▶ **What to do**
Each entry that follows is to be retyped exactly. Pictures do not belong in the copy.

▶ **Records to use**
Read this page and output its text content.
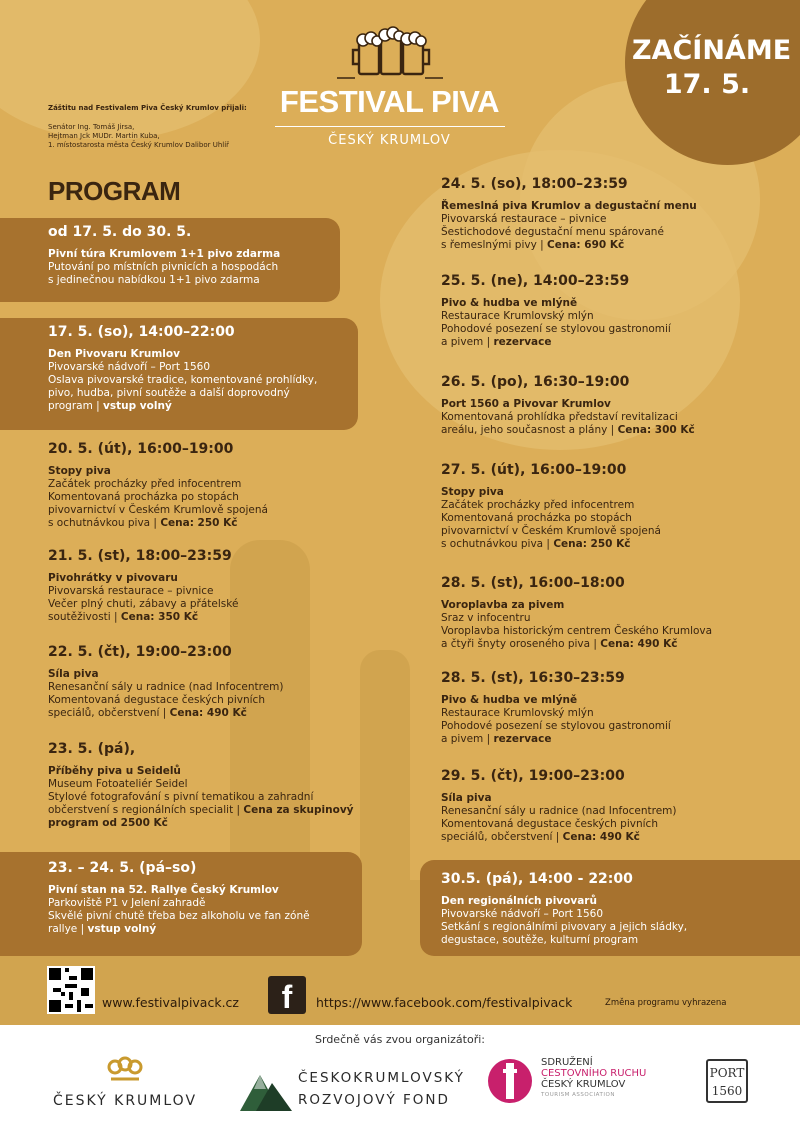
ZAČÍNÁME
17. 5.
Záštitu nad Festivalem Piva Český Krumlov přijali:
Senátor Ing. Tomáš Jirsa,
Hejtman Jck MUDr. Martin Kuba,
1. místostarosta města Český Krumlov Dalibor Uhlíř
FESTIVAL PIVA
ČESKÝ KRUMLOV
PROGRAM
od 17. 5. do 30. 5.
Pivní túra Krumlovem 1+1 pivo zdarma
Putování po místních pivnicích a hospodách
s jedinečnou nabídkou 1+1 pivo zdarma
17. 5. (so), 14:00–22:00
Den Pivovaru Krumlov
Pivovarské nádvoří – Port 1560
Oslava pivovarské tradice, komentované prohlídky,
pivo, hudba, pivní soutěže a další doprovodný
program | vstup volný
20. 5. (út), 16:00–19:00
Stopy piva
Začátek procházky před infocentrem
Komentovaná procházka po stopách
pivovarnictví v Českém Krumlově spojená
s ochutnávkou piva | Cena: 250 Kč
21. 5. (st), 18:00–23:59
Pivohrátky v pivovaru
Pivovarská restaurace – pivnice
Večer plný chuti, zábavy a přátelské
soutěživosti | Cena: 350 Kč
22. 5. (čt), 19:00–23:00
Síla piva
Renesanční sály u radnice (nad Infocentrem)
Komentovaná degustace českých pivních
speciálů, občerstvení | Cena: 490 Kč
23. 5. (pá),
Příběhy piva u Seidelů
Museum Fotoateliér Seidel
Stylové fotografování s pivní tematikou a zahradní
občerstvení s regionálních specialit | Cena za skupinový program od 2500 Kč
23. – 24. 5. (pá–so)
Pivní stan na 52. Rallye Český Krumlov
Parkoviště P1 v Jelení zahradě
Skvělé pivní chutě třeba bez alkoholu ve fan zóně
rallye | vstup volný
24. 5. (so), 18:00–23:59
Řemeslná piva Krumlov a degustační menu
Pivovarská restaurace – pivnice
Šestichodové degustační menu spárované
s řemeslnými pivy | Cena: 690 Kč
25. 5. (ne), 14:00–23:59
Pivo & hudba ve mlýně
Restaurace Krumlovský mlýn
Pohodové posezení se stylovou gastronomií
a pivem | rezervace
26. 5. (po), 16:30–19:00
Port 1560 a Pivovar Krumlov
Komentovaná prohlídka představí revitalizaci
areálu, jeho současnost a plány | Cena: 300 Kč
27. 5. (út), 16:00–19:00
Stopy piva
Začátek procházky před infocentrem
Komentovaná procházka po stopách
pivovarnictví v Českém Krumlově spojená
s ochutnávkou piva | Cena: 250 Kč
28. 5. (st), 16:00–18:00
Voroplavba za pivem
Sraz v infocentru
Voroplavba historickým centrem Českého Krumlova
a čtyři šnyty oroseného piva | Cena: 490 Kč
28. 5. (st), 16:30–23:59
Pivo & hudba ve mlýně
Restaurace Krumlovský mlýn
Pohodové posezení se stylovou gastronomií
a pivem | rezervace
29. 5. (čt), 19:00–23:00
Síla piva
Renesanční sály u radnice (nad Infocentrem)
Komentovaná degustace českých pivních
speciálů, občerstvení | Cena: 490 Kč
30.5. (pá), 14:00 - 22:00
Den regionálních pivovarů
Pivovarské nádvoří – Port 1560
Setkání s regionálními pivovary a jejich sládky,
degustace, soutěže, kulturní program
www.festivalpivack.cz	f	https://www.facebook.com/festivalpivack	Změna programu vyhrazena
Srdečně vás zvou organizátoři:
ČESKÝ KRUMLOV
ČESKOKRUMLOVSKÝ
ROZVOJOVÝ FOND
SDRUŽENÍ
CESTOVNÍHO RUCHU
ČESKÝ KRUMLOV
TOURISM ASSOCIATION
PORT
1560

▶ **Finished task**
Read this page and output its text content.
ZAČÍNÁME
17. 5.
Záštitu nad Festivalem Piva Český Krumlov přijali:
Senátor Ing. Tomáš Jirsa,
Hejtman Jck MUDr. Martin Kuba,
1. místostarosta města Český Krumlov Dalibor Uhlíř
FESTIVAL PIVA
ČESKÝ KRUMLOV
PROGRAM
od 17. 5. do 30. 5.
Pivní túra Krumlovem 1+1 pivo zdarma
Putování po místních pivnicích a hospodách
s jedinečnou nabídkou 1+1 pivo zdarma
17. 5. (so), 14:00–22:00
Den Pivovaru Krumlov
Pivovarské nádvoří – Port 1560
Oslava pivovarské tradice, komentované prohlídky,
pivo, hudba, pivní soutěže a další doprovodný
program | vstup volný
20. 5. (út), 16:00–19:00
Stopy piva
Začátek procházky před infocentrem
Komentovaná procházka po stopách
pivovarnictví v Českém Krumlově spojená
s ochutnávkou piva | Cena: 250 Kč
21. 5. (st), 18:00–23:59
Pivohrátky v pivovaru
Pivovarská restaurace – pivnice
Večer plný chuti, zábavy a přátelské
soutěživosti | Cena: 350 Kč
22. 5. (čt), 19:00–23:00
Síla piva
Renesanční sály u radnice (nad Infocentrem)
Komentovaná degustace českých pivních
speciálů, občerstvení | Cena: 490 Kč
23. 5. (pá),
Příběhy piva u Seidelů
Museum Fotoateliér Seidel
Stylové fotografování s pivní tematikou a zahradní
občerstvení s regionálních specialit | Cena za skupinový program od 2500 Kč
23. – 24. 5. (pá–so)
Pivní stan na 52. Rallye Český Krumlov
Parkoviště P1 v Jelení zahradě
Skvělé pivní chutě třeba bez alkoholu ve fan zóně
rallye | vstup volný
24. 5. (so), 18:00–23:59
Řemeslná piva Krumlov a degustační menu
Pivovarská restaurace – pivnice
Šestichodové degustační menu spárované
s řemeslnými pivy | Cena: 690 Kč
25. 5. (ne), 14:00–23:59
Pivo & hudba ve mlýně
Restaurace Krumlovský mlýn
Pohodové posezení se stylovou gastronomií
a pivem | rezervace
26. 5. (po), 16:30–19:00
Port 1560 a Pivovar Krumlov
Komentovaná prohlídka představí revitalizaci
areálu, jeho současnost a plány | Cena: 300 Kč
27. 5. (út), 16:00–19:00
Stopy piva
Začátek procházky před infocentrem
Komentovaná procházka po stopách
pivovarnictví v Českém Krumlově spojená
s ochutnávkou piva | Cena: 250 Kč
28. 5. (st), 16:00–18:00
Voroplavba za pivem
Sraz v infocentru
Voroplavba historickým centrem Českého Krumlova
a čtyři šnyty oroseného piva | Cena: 490 Kč
28. 5. (st), 16:30–23:59
Pivo & hudba ve mlýně
Restaurace Krumlovský mlýn
Pohodové posezení se stylovou gastronomií
a pivem | rezervace
29. 5. (čt), 19:00–23:00
Síla piva
Renesanční sály u radnice (nad Infocentrem)
Komentovaná degustace českých pivních
speciálů, občerstvení | Cena: 490 Kč
30.5. (pá), 14:00 - 22:00
Den regionálních pivovarů
Pivovarské nádvoří – Port 1560
Setkání s regionálními pivovary a jejich sládky,
degustace, soutěže, kulturní program
www.festivalpivack.cz	f	https://www.facebook.com/festivalpivack	Změna programu vyhrazena
Srdečně vás zvou organizátoři:
ČESKÝ KRUMLOV
ČESKOKRUMLOVSKÝ
ROZVOJOVÝ FOND
SDRUŽENÍ
CESTOVNÍHO RUCHU
ČESKÝ KRUMLOV
TOURISM ASSOCIATION
PORT
1560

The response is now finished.